TASK OBJECTIVE: Every entry below should be printed exactly, without its images.

Stored data:
======

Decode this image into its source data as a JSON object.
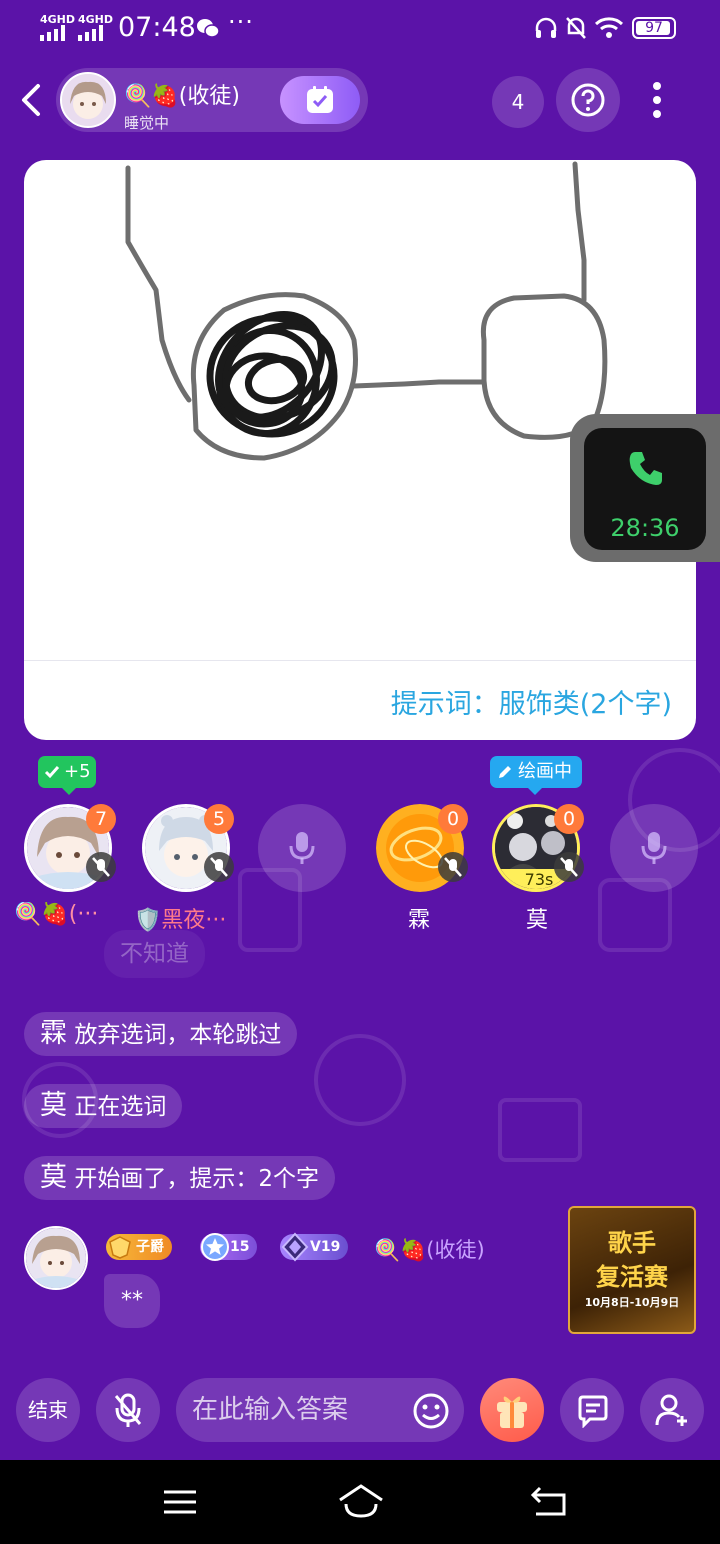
{
  "status_bar": {
    "network_1": "4GHD",
    "network_2": "4GHD",
    "time": "07:48",
    "more": "···",
    "battery": "97"
  },
  "header": {
    "room_name": "🍭🍓(收徒)",
    "room_status": "睡觉中",
    "online_count": "4"
  },
  "canvas": {
    "hint": "提示词：服饰类(2个字)"
  },
  "call_widget": {
    "duration": "28:36"
  },
  "badges": {
    "plus": "+5",
    "drawing": "绘画中"
  },
  "seats": [
    {
      "name": "🍭🍓(···",
      "score": "7"
    },
    {
      "name": "🛡️黑夜···",
      "score": "5"
    },
    {
      "name": "",
      "score": ""
    },
    {
      "name": "霖",
      "score": "0"
    },
    {
      "name": "莫",
      "score": "0",
      "timer": "73s"
    },
    {
      "name": "",
      "score": ""
    }
  ],
  "chat": {
    "faded_message": "不知道",
    "messages": [
      {
        "who": "霖",
        "text": "放弃选词，本轮跳过"
      },
      {
        "who": "莫",
        "text": "正在选词"
      },
      {
        "who": "莫",
        "text": "开始画了，提示：2个字"
      }
    ],
    "user_message": {
      "title_badge": "子爵",
      "level_badge": "15",
      "vip_badge": "V19",
      "name": "🍭🍓(收徒)",
      "text": "**"
    }
  },
  "event_banner": {
    "line1": "歌手",
    "line2": "复活赛",
    "dates": "10月8日-10月9日"
  },
  "bottom_bar": {
    "end_label": "结束",
    "input_placeholder": "在此输入答案"
  },
  "colors": {
    "background": "#5b13a8",
    "hint": "#2aa6e0",
    "call_time": "#3ecf6b",
    "score_badge": "#ff7a3a"
  }
}
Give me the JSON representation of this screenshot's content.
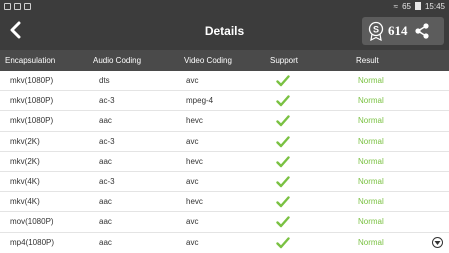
{
  "status_bar": {
    "signal": "65",
    "time": "15:45"
  },
  "header": {
    "title": "Details",
    "score": "614"
  },
  "table": {
    "columns": [
      "Encapsulation",
      "Audio Coding",
      "Video Coding",
      "Support",
      "Result"
    ],
    "rows": [
      {
        "enc": "mkv(1080P)",
        "audio": "dts",
        "video": "avc",
        "support": "check",
        "result": "Normal"
      },
      {
        "enc": "mkv(1080P)",
        "audio": "ac-3",
        "video": "mpeg-4",
        "support": "check",
        "result": "Normal"
      },
      {
        "enc": "mkv(1080P)",
        "audio": "aac",
        "video": "hevc",
        "support": "check",
        "result": "Normal"
      },
      {
        "enc": "mkv(2K)",
        "audio": "ac-3",
        "video": "avc",
        "support": "check",
        "result": "Normal"
      },
      {
        "enc": "mkv(2K)",
        "audio": "aac",
        "video": "hevc",
        "support": "check",
        "result": "Normal"
      },
      {
        "enc": "mkv(4K)",
        "audio": "ac-3",
        "video": "avc",
        "support": "check",
        "result": "Normal"
      },
      {
        "enc": "mkv(4K)",
        "audio": "aac",
        "video": "hevc",
        "support": "check",
        "result": "Normal"
      },
      {
        "enc": "mov(1080P)",
        "audio": "aac",
        "video": "avc",
        "support": "check",
        "result": "Normal"
      },
      {
        "enc": "mp4(1080P)",
        "audio": "aac",
        "video": "avc",
        "support": "check",
        "result": "Normal"
      }
    ]
  },
  "icons": {
    "back": "back-arrow-icon",
    "badge": "award-badge-icon",
    "share": "share-icon",
    "check": "checkmark-icon",
    "scroll": "chevron-down-circle-icon"
  },
  "colors": {
    "appbar": "#3c3c3c",
    "table_header": "#4a4a4a",
    "check": "#7ac142",
    "result_text": "#7ac142"
  }
}
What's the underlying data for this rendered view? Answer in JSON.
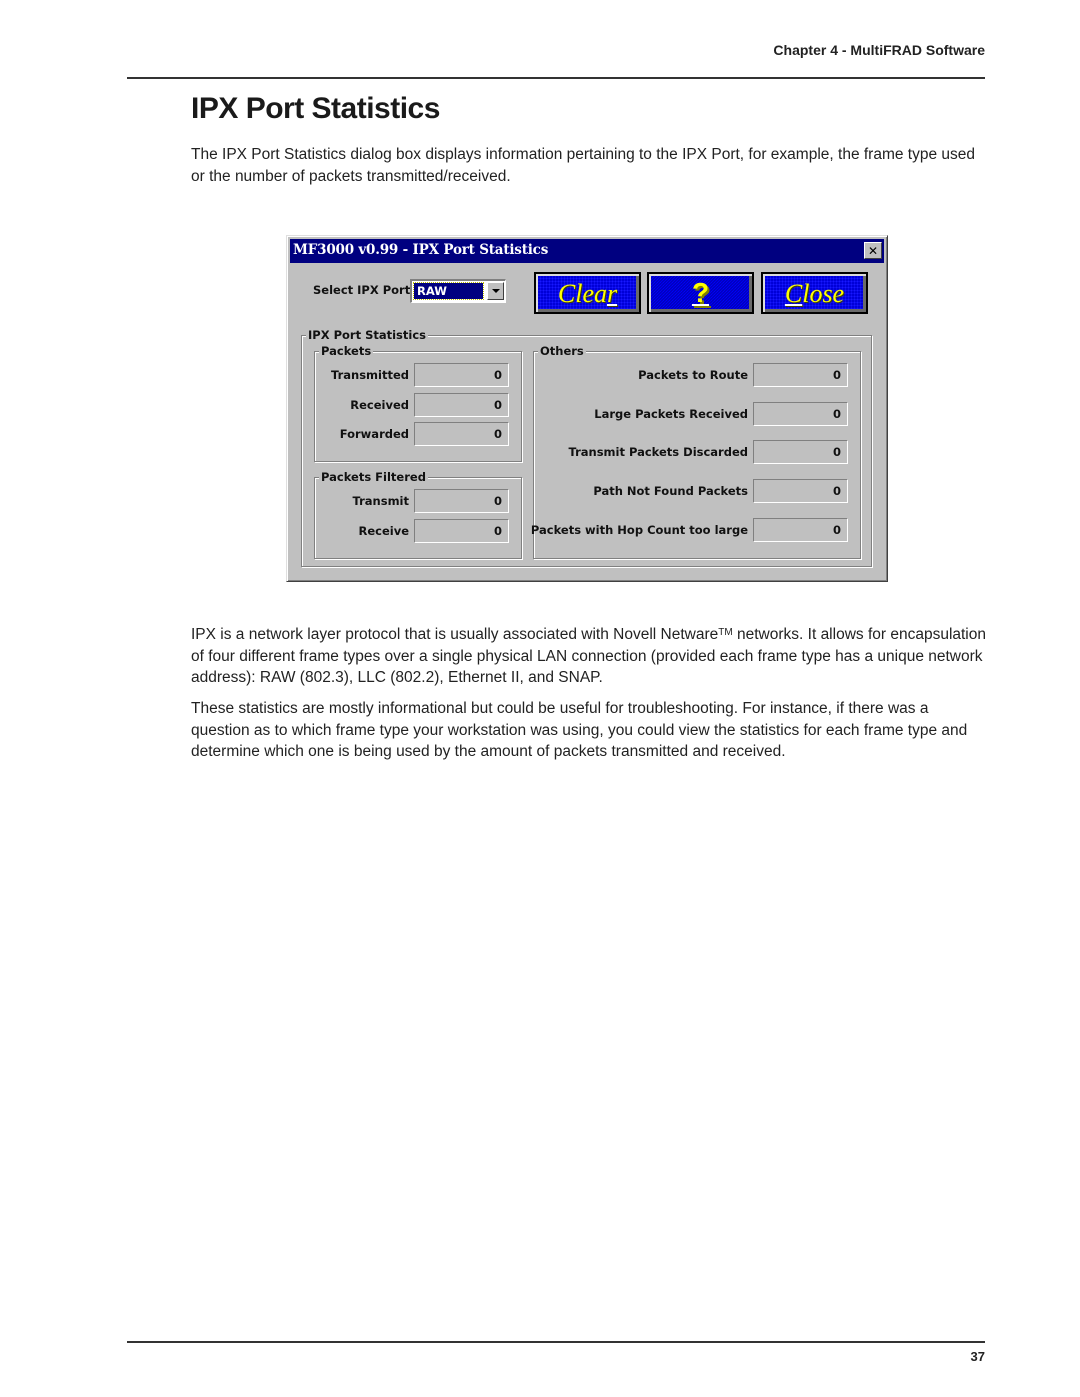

======

CORRECT RESULT:
Decode this image into its source data as a JSON object.
{
  "status_bar": {
    "network_1": "4GHD",
    "network_2": "4GHD",
    "time": "07:48",
    "more": "···",
    "battery": "97"
  },
  "header": {
    "room_name": "🍭🍓(收徒)",
    "room_status": "睡觉中",
    "online_count": "4"
  },
  "canvas": {
    "hint": "提示词：服饰类(2个字)"
  },
  "call_widget": {
    "duration": "28:36"
  },
  "badges": {
    "plus": "+5",
    "drawing": "绘画中"
  },
  "seats": [
    {
      "name": "🍭🍓(···",
      "score": "7"
    },
    {
      "name": "🛡️黑夜···",
      "score": "5"
    },
    {
      "name": "",
      "score": ""
    },
    {
      "name": "霖",
      "score": "0"
    },
    {
      "name": "莫",
      "score": "0",
      "timer": "73s"
    },
    {
      "name": "",
      "score": ""
    }
  ],
  "chat": {
    "faded_message": "不知道",
    "messages": [
      {
        "who": "霖",
        "text": "放弃选词，本轮跳过"
      },
      {
        "who": "莫",
        "text": "正在选词"
      },
      {
        "who": "莫",
        "text": "开始画了，提示：2个字"
      }
    ],
    "user_message": {
      "title_badge": "子爵",
      "level_badge": "15",
      "vip_badge": "V19",
      "name": "🍭🍓(收徒)",
      "text": "**"
    }
  },
  "event_banner": {
    "line1": "歌手",
    "line2": "复活赛",
    "dates": "10月8日-10月9日"
  },
  "bottom_bar": {
    "end_label": "结束",
    "input_placeholder": "在此输入答案"
  },
  "colors": {
    "background": "#5b13a8",
    "hint": "#2aa6e0",
    "call_time": "#3ecf6b",
    "score_badge": "#ff7a3a"
  }
}
Give me the JSON representation of this screenshot's content.
{
  "status_bar": {
    "signal": "65",
    "time": "15:45"
  },
  "header": {
    "title": "Details",
    "score": "614"
  },
  "table": {
    "columns": [
      "Encapsulation",
      "Audio Coding",
      "Video Coding",
      "Support",
      "Result"
    ],
    "rows": [
      {
        "enc": "mkv(1080P)",
        "audio": "dts",
        "video": "avc",
        "support": "check",
        "result": "Normal"
      },
      {
        "enc": "mkv(1080P)",
        "audio": "ac-3",
        "video": "mpeg-4",
        "support": "check",
        "result": "Normal"
      },
      {
        "enc": "mkv(1080P)",
        "audio": "aac",
        "video": "hevc",
        "support": "check",
        "result": "Normal"
      },
      {
        "enc": "mkv(2K)",
        "audio": "ac-3",
        "video": "avc",
        "support": "check",
        "result": "Normal"
      },
      {
        "enc": "mkv(2K)",
        "audio": "aac",
        "video": "hevc",
        "support": "check",
        "result": "Normal"
      },
      {
        "enc": "mkv(4K)",
        "audio": "ac-3",
        "video": "avc",
        "support": "check",
        "result": "Normal"
      },
      {
        "enc": "mkv(4K)",
        "audio": "aac",
        "video": "hevc",
        "support": "check",
        "result": "Normal"
      },
      {
        "enc": "mov(1080P)",
        "audio": "aac",
        "video": "avc",
        "support": "check",
        "result": "Normal"
      },
      {
        "enc": "mp4(1080P)",
        "audio": "aac",
        "video": "avc",
        "support": "check",
        "result": "Normal"
      }
    ]
  },
  "icons": {
    "back": "back-arrow-icon",
    "badge": "award-badge-icon",
    "share": "share-icon",
    "check": "checkmark-icon",
    "scroll": "chevron-down-circle-icon"
  },
  "colors": {
    "appbar": "#3c3c3c",
    "table_header": "#4a4a4a",
    "check": "#7ac142",
    "result_text": "#7ac142"
  }
}
What's the underlying data for this rendered view? Answer in JSON.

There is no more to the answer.